_Set task_
Copy the lines holding the word "summary", all of them.

[Rows from a figure dataset]

***

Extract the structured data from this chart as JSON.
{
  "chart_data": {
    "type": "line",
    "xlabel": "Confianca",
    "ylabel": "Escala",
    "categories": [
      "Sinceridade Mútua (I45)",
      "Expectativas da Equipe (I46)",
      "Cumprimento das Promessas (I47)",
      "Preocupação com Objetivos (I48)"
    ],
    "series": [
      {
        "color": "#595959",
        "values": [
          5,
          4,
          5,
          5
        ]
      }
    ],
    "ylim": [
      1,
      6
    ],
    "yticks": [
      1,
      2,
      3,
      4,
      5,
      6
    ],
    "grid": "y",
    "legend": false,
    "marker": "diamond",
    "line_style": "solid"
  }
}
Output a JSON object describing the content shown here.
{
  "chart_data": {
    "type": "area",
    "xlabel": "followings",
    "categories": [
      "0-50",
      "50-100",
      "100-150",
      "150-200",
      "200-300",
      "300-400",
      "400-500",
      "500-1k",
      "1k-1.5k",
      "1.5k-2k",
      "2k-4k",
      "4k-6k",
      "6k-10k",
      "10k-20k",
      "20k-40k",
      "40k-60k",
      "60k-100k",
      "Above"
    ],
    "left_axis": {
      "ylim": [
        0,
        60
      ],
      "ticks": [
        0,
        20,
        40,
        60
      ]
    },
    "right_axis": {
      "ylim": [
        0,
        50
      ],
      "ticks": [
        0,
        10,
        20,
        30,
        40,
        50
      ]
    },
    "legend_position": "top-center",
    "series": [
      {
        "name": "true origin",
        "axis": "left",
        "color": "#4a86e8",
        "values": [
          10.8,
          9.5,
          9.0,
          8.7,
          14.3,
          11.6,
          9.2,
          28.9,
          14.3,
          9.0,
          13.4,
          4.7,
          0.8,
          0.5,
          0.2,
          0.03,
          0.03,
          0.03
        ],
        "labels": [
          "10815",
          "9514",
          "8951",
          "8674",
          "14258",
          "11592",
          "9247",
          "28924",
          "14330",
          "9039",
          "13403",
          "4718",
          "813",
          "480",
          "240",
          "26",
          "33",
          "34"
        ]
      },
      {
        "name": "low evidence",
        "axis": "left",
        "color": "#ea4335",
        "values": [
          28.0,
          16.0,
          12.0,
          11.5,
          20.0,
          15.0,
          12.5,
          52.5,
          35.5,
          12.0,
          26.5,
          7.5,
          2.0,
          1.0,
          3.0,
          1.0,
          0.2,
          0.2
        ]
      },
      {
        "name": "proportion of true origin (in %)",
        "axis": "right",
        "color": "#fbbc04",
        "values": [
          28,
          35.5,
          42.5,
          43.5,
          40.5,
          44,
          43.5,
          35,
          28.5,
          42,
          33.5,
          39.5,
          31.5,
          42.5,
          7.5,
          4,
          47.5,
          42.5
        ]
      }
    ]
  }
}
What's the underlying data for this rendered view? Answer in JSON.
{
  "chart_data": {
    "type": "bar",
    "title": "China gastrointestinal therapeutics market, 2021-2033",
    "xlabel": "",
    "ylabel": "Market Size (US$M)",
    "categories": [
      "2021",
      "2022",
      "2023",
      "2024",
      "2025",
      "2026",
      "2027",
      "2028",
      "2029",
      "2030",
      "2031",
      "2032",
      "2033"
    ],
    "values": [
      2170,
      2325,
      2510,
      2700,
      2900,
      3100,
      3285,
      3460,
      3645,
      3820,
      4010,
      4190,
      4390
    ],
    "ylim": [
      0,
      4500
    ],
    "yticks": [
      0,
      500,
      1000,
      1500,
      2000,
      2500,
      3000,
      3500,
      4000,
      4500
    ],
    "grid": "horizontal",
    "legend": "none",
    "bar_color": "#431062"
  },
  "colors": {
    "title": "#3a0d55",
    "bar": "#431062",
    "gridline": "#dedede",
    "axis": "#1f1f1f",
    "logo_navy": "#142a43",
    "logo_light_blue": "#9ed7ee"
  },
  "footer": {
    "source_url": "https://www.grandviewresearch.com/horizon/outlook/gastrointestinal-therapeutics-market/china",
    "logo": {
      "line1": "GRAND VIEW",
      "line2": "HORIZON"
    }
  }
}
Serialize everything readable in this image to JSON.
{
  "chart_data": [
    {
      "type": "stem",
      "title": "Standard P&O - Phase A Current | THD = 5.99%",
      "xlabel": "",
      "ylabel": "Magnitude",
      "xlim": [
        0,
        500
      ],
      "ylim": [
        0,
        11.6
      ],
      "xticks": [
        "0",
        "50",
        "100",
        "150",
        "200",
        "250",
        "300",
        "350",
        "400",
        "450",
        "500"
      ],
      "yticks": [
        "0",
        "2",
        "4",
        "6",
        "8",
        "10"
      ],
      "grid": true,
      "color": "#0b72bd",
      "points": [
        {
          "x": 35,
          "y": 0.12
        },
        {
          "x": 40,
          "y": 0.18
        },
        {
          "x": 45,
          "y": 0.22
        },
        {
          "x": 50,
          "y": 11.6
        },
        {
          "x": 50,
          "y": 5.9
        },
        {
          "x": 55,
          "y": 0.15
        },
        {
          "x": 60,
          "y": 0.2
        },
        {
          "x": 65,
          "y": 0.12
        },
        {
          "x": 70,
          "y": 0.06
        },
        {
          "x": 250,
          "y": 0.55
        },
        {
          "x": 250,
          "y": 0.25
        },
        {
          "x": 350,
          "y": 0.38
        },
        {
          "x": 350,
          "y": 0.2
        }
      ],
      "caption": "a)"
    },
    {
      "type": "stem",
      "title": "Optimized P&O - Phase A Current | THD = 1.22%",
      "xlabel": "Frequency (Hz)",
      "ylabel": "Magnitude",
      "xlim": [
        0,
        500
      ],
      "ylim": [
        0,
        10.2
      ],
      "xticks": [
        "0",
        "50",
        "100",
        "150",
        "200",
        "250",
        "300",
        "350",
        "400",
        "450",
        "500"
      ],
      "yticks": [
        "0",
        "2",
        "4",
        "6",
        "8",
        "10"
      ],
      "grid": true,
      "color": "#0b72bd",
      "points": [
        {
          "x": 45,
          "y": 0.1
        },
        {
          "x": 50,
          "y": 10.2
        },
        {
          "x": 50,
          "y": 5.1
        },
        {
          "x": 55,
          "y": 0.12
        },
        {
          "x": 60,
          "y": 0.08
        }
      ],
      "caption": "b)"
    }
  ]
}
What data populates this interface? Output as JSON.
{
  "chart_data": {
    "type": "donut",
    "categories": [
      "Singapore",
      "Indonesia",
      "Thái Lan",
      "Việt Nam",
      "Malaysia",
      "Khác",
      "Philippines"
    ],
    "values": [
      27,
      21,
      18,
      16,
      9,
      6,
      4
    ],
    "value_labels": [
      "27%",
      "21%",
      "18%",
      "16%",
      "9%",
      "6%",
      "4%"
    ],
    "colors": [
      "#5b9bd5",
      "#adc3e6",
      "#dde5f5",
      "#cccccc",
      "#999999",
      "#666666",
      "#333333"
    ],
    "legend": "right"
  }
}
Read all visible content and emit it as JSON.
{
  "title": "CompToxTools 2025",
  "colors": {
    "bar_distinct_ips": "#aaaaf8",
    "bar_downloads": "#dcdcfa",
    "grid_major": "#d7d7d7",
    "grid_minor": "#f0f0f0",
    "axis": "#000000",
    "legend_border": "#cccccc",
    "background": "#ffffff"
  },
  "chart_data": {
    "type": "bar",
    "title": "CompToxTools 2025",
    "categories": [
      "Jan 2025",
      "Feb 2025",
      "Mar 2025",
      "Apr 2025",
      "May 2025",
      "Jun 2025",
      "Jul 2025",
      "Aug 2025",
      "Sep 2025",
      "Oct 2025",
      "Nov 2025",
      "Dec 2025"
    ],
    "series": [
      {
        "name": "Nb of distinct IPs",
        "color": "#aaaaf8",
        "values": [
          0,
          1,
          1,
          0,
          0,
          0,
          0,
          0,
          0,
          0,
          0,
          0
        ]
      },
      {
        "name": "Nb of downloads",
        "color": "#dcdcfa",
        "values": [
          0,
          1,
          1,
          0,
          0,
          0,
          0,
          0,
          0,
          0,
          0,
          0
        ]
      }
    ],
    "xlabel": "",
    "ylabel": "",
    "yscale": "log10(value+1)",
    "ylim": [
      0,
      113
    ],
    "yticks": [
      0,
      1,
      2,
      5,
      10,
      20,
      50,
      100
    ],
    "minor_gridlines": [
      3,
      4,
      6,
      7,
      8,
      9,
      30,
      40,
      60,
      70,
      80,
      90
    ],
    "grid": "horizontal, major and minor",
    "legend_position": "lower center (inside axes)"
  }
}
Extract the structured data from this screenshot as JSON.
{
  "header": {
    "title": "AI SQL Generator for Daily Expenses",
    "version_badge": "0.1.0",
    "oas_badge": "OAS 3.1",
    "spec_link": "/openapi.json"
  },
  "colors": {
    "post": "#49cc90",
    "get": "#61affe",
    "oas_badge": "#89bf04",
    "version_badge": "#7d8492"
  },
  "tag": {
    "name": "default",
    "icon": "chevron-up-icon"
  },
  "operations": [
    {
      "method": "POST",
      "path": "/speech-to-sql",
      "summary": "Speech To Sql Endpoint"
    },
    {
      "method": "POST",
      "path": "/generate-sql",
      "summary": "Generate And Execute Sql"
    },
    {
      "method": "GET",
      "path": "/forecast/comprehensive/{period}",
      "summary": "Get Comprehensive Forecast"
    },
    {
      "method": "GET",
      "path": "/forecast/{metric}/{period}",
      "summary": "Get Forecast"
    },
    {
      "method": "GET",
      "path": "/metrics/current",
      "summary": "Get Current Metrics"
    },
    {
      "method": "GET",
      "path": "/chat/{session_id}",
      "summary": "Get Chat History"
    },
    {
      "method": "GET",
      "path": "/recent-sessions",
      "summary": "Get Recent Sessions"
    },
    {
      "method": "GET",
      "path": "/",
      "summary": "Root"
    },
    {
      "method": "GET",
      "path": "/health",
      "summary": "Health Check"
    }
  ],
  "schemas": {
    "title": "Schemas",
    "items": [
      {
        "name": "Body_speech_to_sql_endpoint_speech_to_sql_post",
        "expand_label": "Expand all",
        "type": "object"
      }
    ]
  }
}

***

_The completed task_
      "summary": "Speech To Sql Endpoint"
      "summary": "Generate And Execute Sql"
      "summary": "Get Comprehensive Forecast"
      "summary": "Get Forecast"
      "summary": "Get Current Metrics"
      "summary": "Get Chat History"
      "summary": "Get Recent Sessions"
      "summary": "Root"
      "summary": "Health Check"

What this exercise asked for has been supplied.